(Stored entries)
● ● ● ● ● ● ●
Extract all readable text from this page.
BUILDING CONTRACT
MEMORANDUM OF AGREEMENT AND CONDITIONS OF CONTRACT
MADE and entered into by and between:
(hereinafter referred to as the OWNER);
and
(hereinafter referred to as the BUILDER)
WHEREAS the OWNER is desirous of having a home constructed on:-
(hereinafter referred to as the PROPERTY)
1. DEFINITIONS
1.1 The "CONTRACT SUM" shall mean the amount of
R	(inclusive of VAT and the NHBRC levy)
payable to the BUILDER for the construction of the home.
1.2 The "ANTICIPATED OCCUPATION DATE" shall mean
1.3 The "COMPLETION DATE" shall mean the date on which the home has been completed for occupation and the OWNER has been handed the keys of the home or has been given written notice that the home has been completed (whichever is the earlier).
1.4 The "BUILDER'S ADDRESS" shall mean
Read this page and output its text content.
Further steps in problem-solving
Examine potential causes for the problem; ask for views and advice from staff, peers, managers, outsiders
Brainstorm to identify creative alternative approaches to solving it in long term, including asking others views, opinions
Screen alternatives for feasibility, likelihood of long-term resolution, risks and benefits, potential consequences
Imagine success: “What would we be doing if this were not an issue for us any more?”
● ● ● ● ● ● ●
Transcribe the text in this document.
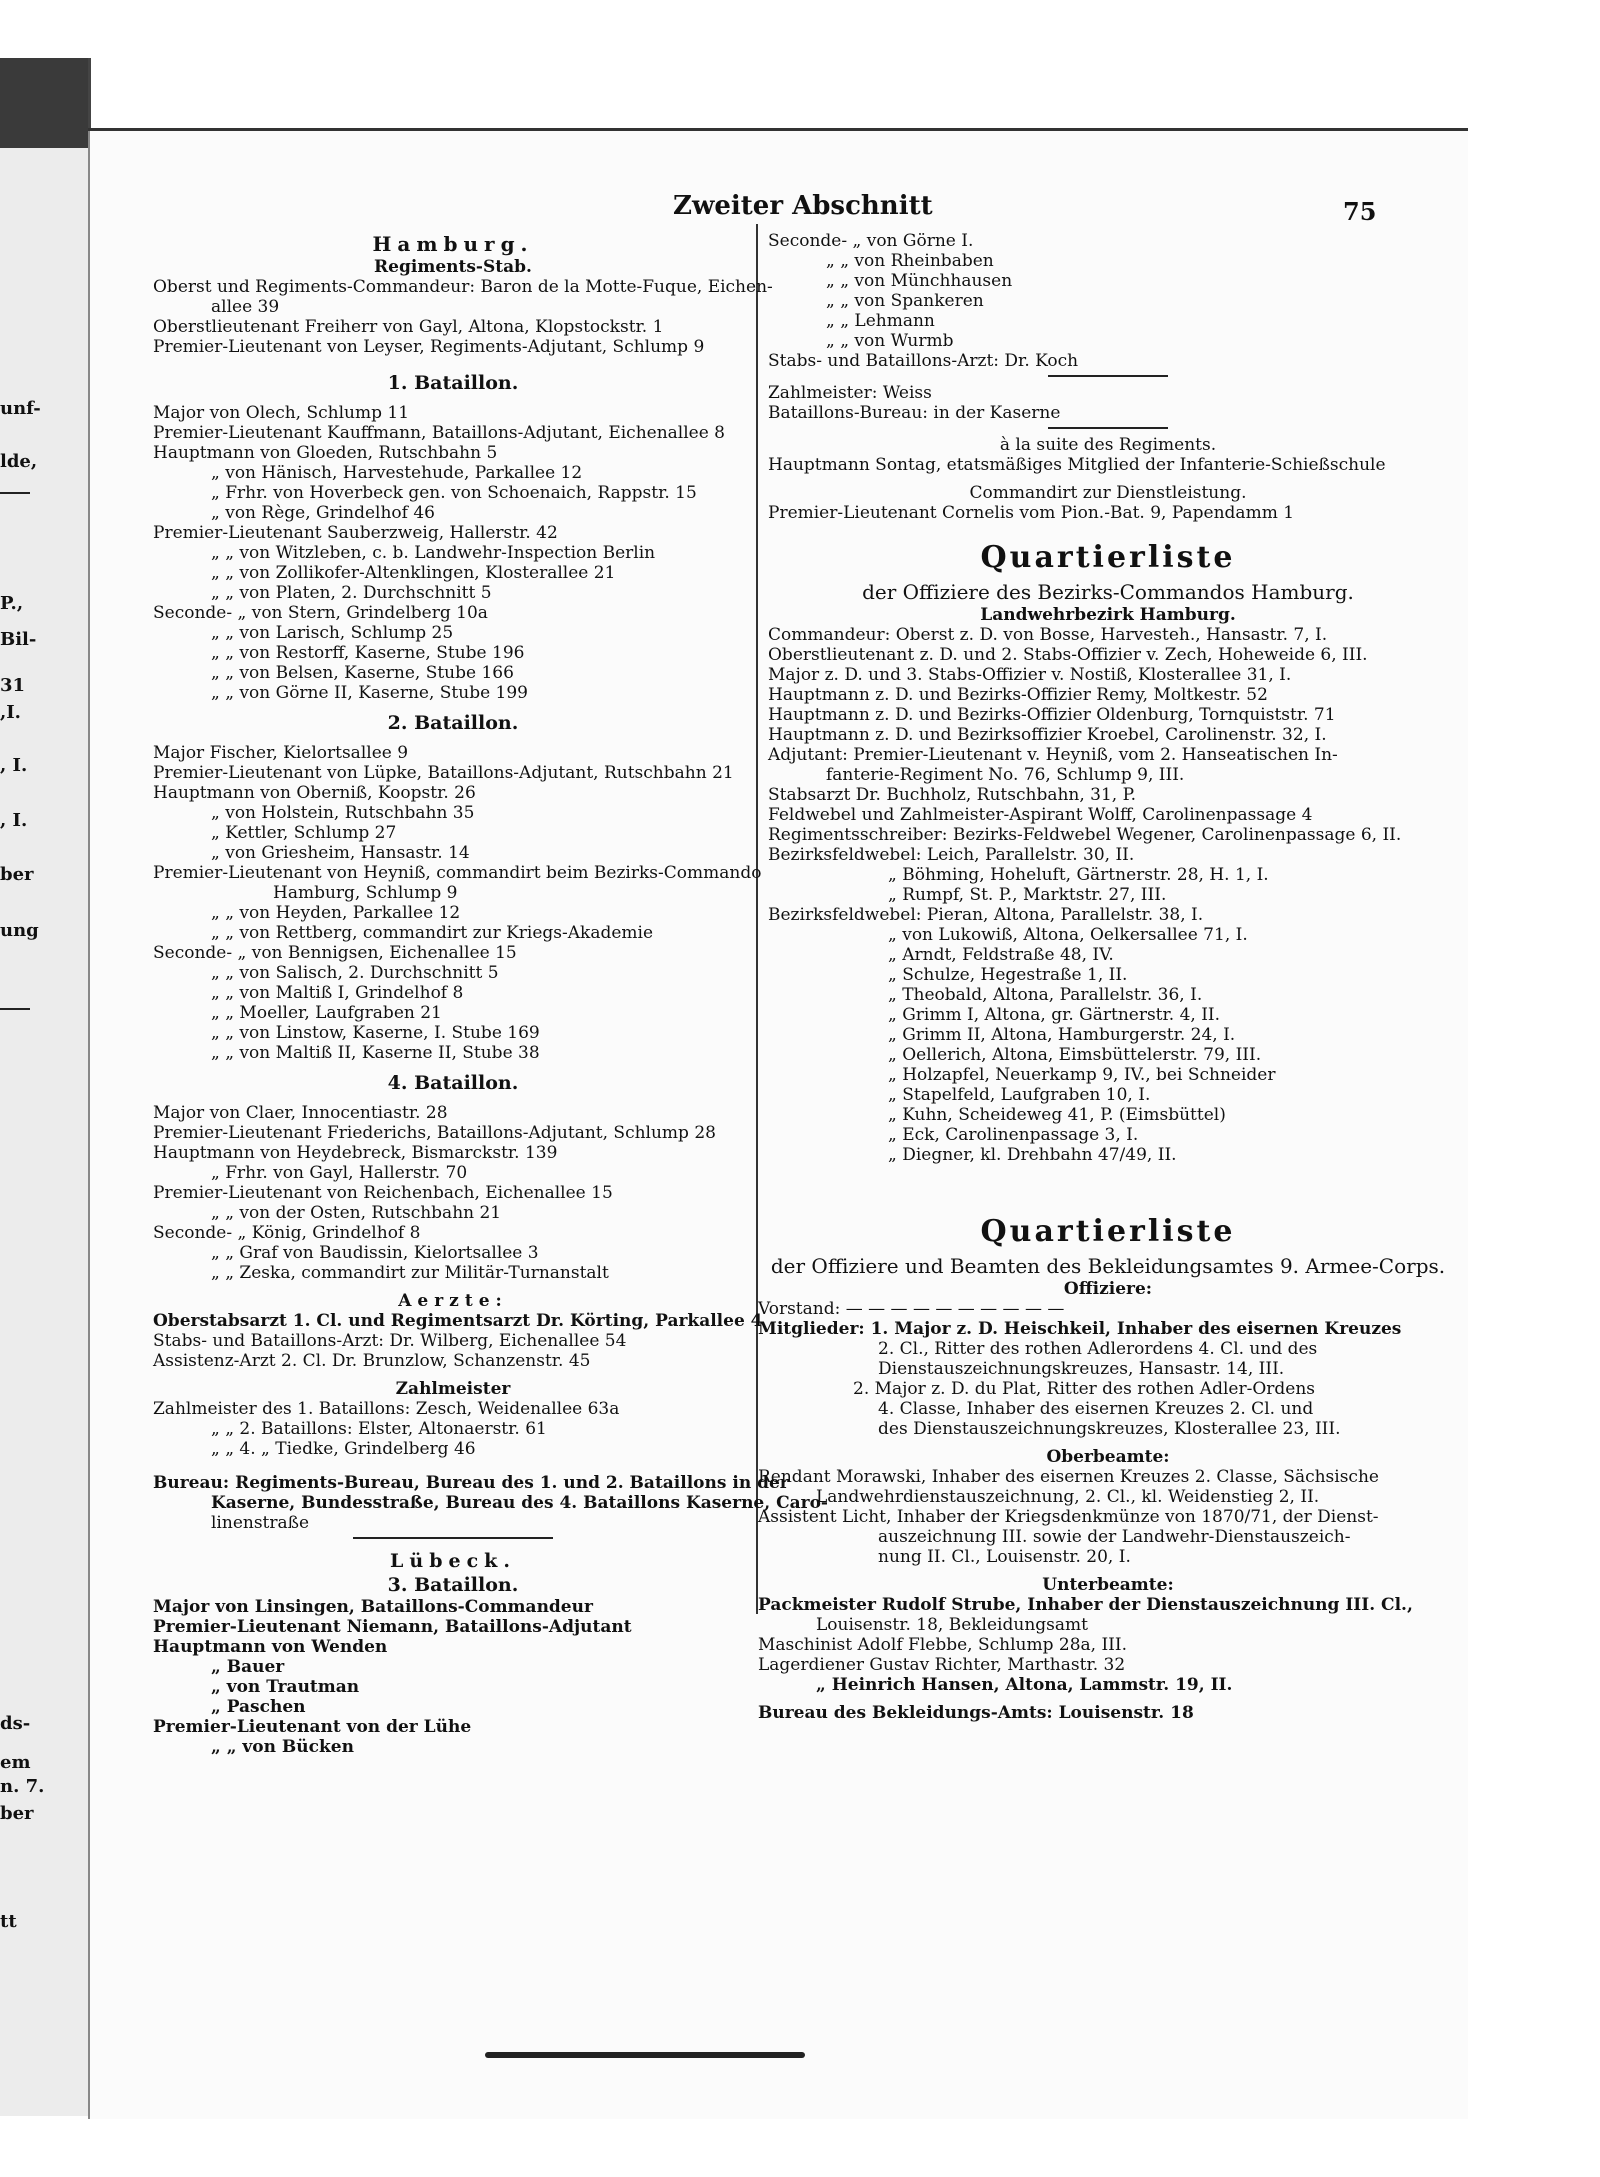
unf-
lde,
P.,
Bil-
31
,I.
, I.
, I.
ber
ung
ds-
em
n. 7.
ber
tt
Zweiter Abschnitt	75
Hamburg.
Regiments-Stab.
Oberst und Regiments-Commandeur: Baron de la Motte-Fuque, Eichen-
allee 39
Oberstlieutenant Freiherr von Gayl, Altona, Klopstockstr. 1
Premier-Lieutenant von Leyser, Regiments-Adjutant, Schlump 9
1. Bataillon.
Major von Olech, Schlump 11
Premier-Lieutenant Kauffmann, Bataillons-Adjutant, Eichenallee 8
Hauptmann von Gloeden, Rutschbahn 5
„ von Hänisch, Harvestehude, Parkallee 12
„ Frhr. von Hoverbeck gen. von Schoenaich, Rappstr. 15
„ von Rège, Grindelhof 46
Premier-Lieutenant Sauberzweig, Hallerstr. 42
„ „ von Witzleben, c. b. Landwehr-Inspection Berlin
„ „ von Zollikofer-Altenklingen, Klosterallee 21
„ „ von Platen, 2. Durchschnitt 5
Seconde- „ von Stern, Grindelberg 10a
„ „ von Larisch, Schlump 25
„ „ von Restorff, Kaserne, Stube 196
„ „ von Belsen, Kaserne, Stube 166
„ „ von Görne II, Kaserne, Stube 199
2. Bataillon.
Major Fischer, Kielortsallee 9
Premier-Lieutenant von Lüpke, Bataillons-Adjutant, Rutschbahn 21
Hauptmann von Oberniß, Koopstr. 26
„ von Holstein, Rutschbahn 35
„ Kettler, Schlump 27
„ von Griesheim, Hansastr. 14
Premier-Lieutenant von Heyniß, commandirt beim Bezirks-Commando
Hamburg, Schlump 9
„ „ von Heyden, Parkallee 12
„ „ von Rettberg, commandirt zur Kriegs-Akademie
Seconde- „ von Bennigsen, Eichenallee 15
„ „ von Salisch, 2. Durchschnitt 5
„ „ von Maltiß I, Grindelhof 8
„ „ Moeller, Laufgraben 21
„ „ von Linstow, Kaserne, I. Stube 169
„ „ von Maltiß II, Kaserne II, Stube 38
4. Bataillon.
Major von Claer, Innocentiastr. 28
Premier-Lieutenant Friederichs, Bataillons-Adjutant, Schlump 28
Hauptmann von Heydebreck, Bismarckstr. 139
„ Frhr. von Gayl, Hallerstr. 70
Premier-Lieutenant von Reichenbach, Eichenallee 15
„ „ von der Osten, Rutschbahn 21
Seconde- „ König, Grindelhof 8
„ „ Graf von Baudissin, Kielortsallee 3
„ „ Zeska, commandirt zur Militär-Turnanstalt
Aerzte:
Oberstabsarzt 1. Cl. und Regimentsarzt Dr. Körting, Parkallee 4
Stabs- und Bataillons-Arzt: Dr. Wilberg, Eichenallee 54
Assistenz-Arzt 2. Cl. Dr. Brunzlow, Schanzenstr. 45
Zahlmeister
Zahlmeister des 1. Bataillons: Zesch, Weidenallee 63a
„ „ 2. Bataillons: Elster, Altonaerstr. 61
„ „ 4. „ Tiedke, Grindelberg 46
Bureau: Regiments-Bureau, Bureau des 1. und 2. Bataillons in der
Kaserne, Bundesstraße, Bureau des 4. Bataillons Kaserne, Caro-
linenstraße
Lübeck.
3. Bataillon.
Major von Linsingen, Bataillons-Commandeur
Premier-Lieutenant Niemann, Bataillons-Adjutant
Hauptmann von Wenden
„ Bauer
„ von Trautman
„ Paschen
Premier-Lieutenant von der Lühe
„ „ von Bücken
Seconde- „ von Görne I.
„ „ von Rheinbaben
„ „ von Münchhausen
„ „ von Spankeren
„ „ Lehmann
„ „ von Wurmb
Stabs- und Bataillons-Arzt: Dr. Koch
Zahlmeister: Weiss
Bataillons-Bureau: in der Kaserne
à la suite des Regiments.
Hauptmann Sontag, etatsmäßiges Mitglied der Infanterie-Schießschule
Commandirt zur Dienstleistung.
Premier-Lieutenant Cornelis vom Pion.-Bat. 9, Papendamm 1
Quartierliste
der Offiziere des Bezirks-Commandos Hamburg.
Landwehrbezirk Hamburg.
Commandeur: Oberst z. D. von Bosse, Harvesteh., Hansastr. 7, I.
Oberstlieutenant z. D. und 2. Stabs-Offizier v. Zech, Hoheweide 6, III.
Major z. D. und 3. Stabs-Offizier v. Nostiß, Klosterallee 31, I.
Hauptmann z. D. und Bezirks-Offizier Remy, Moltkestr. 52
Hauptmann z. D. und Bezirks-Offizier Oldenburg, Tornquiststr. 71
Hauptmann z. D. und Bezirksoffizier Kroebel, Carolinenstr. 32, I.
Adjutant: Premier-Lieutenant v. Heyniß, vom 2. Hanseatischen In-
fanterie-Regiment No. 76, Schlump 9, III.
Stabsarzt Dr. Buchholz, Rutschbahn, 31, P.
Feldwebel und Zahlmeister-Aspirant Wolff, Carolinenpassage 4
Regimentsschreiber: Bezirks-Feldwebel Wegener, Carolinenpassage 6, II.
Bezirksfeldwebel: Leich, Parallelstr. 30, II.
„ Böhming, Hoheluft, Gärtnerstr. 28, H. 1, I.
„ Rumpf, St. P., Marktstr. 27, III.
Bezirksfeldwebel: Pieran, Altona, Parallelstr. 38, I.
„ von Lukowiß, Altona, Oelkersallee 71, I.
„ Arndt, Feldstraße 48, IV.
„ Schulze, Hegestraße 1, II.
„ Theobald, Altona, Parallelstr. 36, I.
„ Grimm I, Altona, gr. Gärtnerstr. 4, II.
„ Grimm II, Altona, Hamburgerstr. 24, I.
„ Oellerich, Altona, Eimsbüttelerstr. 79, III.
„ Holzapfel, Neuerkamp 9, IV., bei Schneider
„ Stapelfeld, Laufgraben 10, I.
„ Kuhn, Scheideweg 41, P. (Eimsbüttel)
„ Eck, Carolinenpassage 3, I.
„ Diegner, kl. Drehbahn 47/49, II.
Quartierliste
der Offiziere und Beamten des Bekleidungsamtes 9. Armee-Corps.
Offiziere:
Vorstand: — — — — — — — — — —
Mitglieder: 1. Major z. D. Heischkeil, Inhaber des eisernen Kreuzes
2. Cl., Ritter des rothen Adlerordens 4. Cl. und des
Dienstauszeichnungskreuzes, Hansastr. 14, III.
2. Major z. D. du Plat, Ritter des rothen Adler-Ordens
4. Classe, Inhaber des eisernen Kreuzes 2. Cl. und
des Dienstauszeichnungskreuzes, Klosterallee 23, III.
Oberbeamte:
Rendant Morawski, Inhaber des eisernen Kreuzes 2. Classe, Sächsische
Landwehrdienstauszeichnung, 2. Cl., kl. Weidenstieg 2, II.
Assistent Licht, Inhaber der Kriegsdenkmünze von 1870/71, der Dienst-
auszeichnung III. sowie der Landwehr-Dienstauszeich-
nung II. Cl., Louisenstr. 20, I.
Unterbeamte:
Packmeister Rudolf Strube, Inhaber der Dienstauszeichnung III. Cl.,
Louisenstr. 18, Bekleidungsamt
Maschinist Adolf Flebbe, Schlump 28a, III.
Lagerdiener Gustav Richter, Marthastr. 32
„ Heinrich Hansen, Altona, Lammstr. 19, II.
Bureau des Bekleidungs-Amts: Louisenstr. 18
● ● ● ● ● ● ●
**Requirements**. Gather from the entries above all lines that include the string "problem".

**Task result**.
Further steps in problem-solving
Examine potential causes for the problem; ask for views and advice from staff, peers, managers, outsiders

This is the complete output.